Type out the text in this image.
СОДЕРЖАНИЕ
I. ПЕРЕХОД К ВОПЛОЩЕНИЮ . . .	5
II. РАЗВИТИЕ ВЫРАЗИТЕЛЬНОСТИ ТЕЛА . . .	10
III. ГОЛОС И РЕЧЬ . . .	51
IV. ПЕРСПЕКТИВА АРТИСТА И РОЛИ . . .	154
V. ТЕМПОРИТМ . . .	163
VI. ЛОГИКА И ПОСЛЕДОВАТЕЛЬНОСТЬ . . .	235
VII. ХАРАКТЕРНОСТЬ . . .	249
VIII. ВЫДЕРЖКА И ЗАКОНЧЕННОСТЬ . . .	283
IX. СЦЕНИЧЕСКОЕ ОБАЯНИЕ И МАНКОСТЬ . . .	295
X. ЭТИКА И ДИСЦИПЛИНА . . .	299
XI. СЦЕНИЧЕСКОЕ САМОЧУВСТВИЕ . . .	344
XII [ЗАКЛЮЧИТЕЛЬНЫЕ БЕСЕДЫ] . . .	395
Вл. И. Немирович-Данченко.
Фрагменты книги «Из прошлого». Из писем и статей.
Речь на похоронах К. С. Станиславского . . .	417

□ □ □

## WHAT IS REQUIRED
Copy every line of the listing containing the string "СЦЕНИЧЕСКОЕ".

## FULL SOLUTION
IX. СЦЕНИЧЕСКОЕ ОБАЯНИЕ И МАНКОСТЬ . . .	295
XI. СЦЕНИЧЕСКОЕ САМОЧУВСТВИЕ . . .	344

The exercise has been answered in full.